● DESCRIPTION OF THE TASK: Each line below should be retyped exactly, with no pictures.

● STORED ROWS:
◆ ◆ ◆

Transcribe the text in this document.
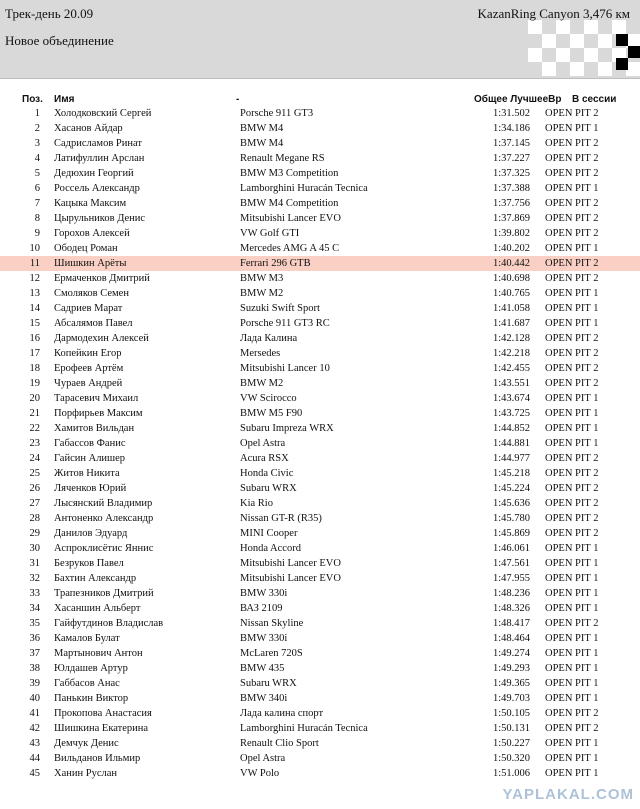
Трек-день 20.09
Новое объединение
KazanRing Canyon 3,476 км
Поз. Имя	-	Общее ЛучшееВр В сессии
1 Холодковский Сергей	Porsche 911 GT3	1:31.502 OPEN PIT 2
2 Хасанов Айдар	BMW M4	1:34.186 OPEN PIT 1
3 Садрисламов Ринат	BMW M4	1:37.145 OPEN PIT 2
4 Латифуллин Арслан	Renault Megane RS	1:37.227 OPEN PIT 2
5 Дедюхин Георгий	BMW M3 Competition	1:37.325 OPEN PIT 2
6 Россель Александр	Lamborghini Huracán Tecnica	1:37.388 OPEN PIT 1
7 Кацыка Максим	BMW M4 Competition	1:37.756 OPEN PIT 2
8 Цырульников Денис	Mitsubishi Lancer EVO	1:37.869 OPEN PIT 2
9 Горохов Алексей	VW Golf GTI	1:39.802 OPEN PIT 2
10 Ободец Роман	Mercedes AMG A 45 C	1:40.202 OPEN PIT 1
11 Шишкин Арёты	Ferrari 296 GTB	1:40.442 OPEN PIT 2
12 Ермаченков Дмитрий	BMW M3	1:40.698 OPEN PIT 2
13 Смоляков Семен	BMW M2	1:40.765 OPEN PIT 1
14 Садриев Марат	Suzuki Swift Sport	1:41.058 OPEN PIT 1
15 Абсалямов Павел	Porsche 911 GT3 RC	1:41.687 OPEN PIT 1
16 Дармодехин Алексей	Лада Калина	1:42.128 OPEN PIT 2
17 Копейкин Егор	Mersedes	1:42.218 OPEN PIT 2
18 Ерофеев Артём	Mitsubishi Lancer 10	1:42.455 OPEN PIT 2
19 Чураев Андрей	BMW M2	1:43.551 OPEN PIT 2
20 Тарасевич Михаил	VW Scirocco	1:43.674 OPEN PIT 1
21 Порфирьев Максим	BMW M5 F90	1:43.725 OPEN PIT 1
22 Хамитов Вильдан	Subaru Impreza WRX	1:44.852 OPEN PIT 1
23 Габассов Фанис	Opel Astra	1:44.881 OPEN PIT 1
24 Гайсин Алишер	Acura RSX	1:44.977 OPEN PIT 2
25 Житов Никита	Honda Civic	1:45.218 OPEN PIT 2
26 Ляченков Юрий	Subaru WRX	1:45.224 OPEN PIT 2
27 Лысянский Владимир	Kia Rio	1:45.636 OPEN PIT 2
28 Антоненко Александр	Nissan GT-R (R35)	1:45.780 OPEN PIT 2
29 Данилов Эдуард	MINI Cooper	1:45.869 OPEN PIT 2
30 Аспроклисётис Яннис	Honda Accord	1:46.061 OPEN PIT 1
31 Безруков Павел	Mitsubishi Lancer EVO	1:47.561 OPEN PIT 1
32 Бахтин Александр	Mitsubishi Lancer EVO	1:47.955 OPEN PIT 1
33 Трапезников Дмитрий	BMW 330i	1:48.236 OPEN PIT 1
34 Хасаншин Альберт	ВАЗ 2109	1:48.326 OPEN PIT 1
35 Гайфутдинов Владислав	Nissan Skyline	1:48.417 OPEN PIT 2
36 Камалов Булат	BMW 330i	1:48.464 OPEN PIT 1
37 Мартынович Антон	McLaren 720S	1:49.274 OPEN PIT 1
38 Юлдашев Артур	BMW 435	1:49.293 OPEN PIT 1
39 Габбасов Анас	Subaru WRX	1:49.365 OPEN PIT 1
40 Панькин Виктор	BMW 340i	1:49.703 OPEN PIT 1
41 Прокопова Анастасия	Лада калина спорт	1:50.105 OPEN PIT 2
42 Шишкина Екатерина	Lamborghini Huracán Tecnica	1:50.131 OPEN PIT 2
43 Демчук Денис	Renault Clio Sport	1:50.227 OPEN PIT 1
44 Вильданов Ильмир	Opel Astra	1:50.320 OPEN PIT 1
45 Ханин Руслан	VW Polo	1:51.006 OPEN PIT 1
YAPLAKAL.COM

◆ ◆ ◆

● EXERCISE ANSWER:
Transcribe the text in this document.
Трек-день 20.09
Новое объединение
KazanRing Canyon 3,476 км
Поз. Имя	-	Общее ЛучшееВр В сессии
1 Холодковский Сергей	Porsche 911 GT3	1:31.502 OPEN PIT 2
2 Хасанов Айдар	BMW M4	1:34.186 OPEN PIT 1
3 Садрисламов Ринат	BMW M4	1:37.145 OPEN PIT 2
4 Латифуллин Арслан	Renault Megane RS	1:37.227 OPEN PIT 2
5 Дедюхин Георгий	BMW M3 Competition	1:37.325 OPEN PIT 2
6 Россель Александр	Lamborghini Huracán Tecnica	1:37.388 OPEN PIT 1
7 Кацыка Максим	BMW M4 Competition	1:37.756 OPEN PIT 2
8 Цырульников Денис	Mitsubishi Lancer EVO	1:37.869 OPEN PIT 2
9 Горохов Алексей	VW Golf GTI	1:39.802 OPEN PIT 2
10 Ободец Роман	Mercedes AMG A 45 C	1:40.202 OPEN PIT 1
11 Шишкин Арёты	Ferrari 296 GTB	1:40.442 OPEN PIT 2
12 Ермаченков Дмитрий	BMW M3	1:40.698 OPEN PIT 2
13 Смоляков Семен	BMW M2	1:40.765 OPEN PIT 1
14 Садриев Марат	Suzuki Swift Sport	1:41.058 OPEN PIT 1
15 Абсалямов Павел	Porsche 911 GT3 RC	1:41.687 OPEN PIT 1
16 Дармодехин Алексей	Лада Калина	1:42.128 OPEN PIT 2
17 Копейкин Егор	Mersedes	1:42.218 OPEN PIT 2
18 Ерофеев Артём	Mitsubishi Lancer 10	1:42.455 OPEN PIT 2
19 Чураев Андрей	BMW M2	1:43.551 OPEN PIT 2
20 Тарасевич Михаил	VW Scirocco	1:43.674 OPEN PIT 1
21 Порфирьев Максим	BMW M5 F90	1:43.725 OPEN PIT 1
22 Хамитов Вильдан	Subaru Impreza WRX	1:44.852 OPEN PIT 1
23 Габассов Фанис	Opel Astra	1:44.881 OPEN PIT 1
24 Гайсин Алишер	Acura RSX	1:44.977 OPEN PIT 2
25 Житов Никита	Honda Civic	1:45.218 OPEN PIT 2
26 Ляченков Юрий	Subaru WRX	1:45.224 OPEN PIT 2
27 Лысянский Владимир	Kia Rio	1:45.636 OPEN PIT 2
28 Антоненко Александр	Nissan GT-R (R35)	1:45.780 OPEN PIT 2
29 Данилов Эдуард	MINI Cooper	1:45.869 OPEN PIT 2
30 Аспроклисётис Яннис	Honda Accord	1:46.061 OPEN PIT 1
31 Безруков Павел	Mitsubishi Lancer EVO	1:47.561 OPEN PIT 1
32 Бахтин Александр	Mitsubishi Lancer EVO	1:47.955 OPEN PIT 1
33 Трапезников Дмитрий	BMW 330i	1:48.236 OPEN PIT 1
34 Хасаншин Альберт	ВАЗ 2109	1:48.326 OPEN PIT 1
35 Гайфутдинов Владислав	Nissan Skyline	1:48.417 OPEN PIT 2
36 Камалов Булат	BMW 330i	1:48.464 OPEN PIT 1
37 Мартынович Антон	McLaren 720S	1:49.274 OPEN PIT 1
38 Юлдашев Артур	BMW 435	1:49.293 OPEN PIT 1
39 Габбасов Анас	Subaru WRX	1:49.365 OPEN PIT 1
40 Панькин Виктор	BMW 340i	1:49.703 OPEN PIT 1
41 Прокопова Анастасия	Лада калина спорт	1:50.105 OPEN PIT 2
42 Шишкина Екатерина	Lamborghini Huracán Tecnica	1:50.131 OPEN PIT 2
43 Демчук Денис	Renault Clio Sport	1:50.227 OPEN PIT 1
44 Вильданов Ильмир	Opel Astra	1:50.320 OPEN PIT 1
45 Ханин Руслан	VW Polo	1:51.006 OPEN PIT 1
YAPLAKAL.COM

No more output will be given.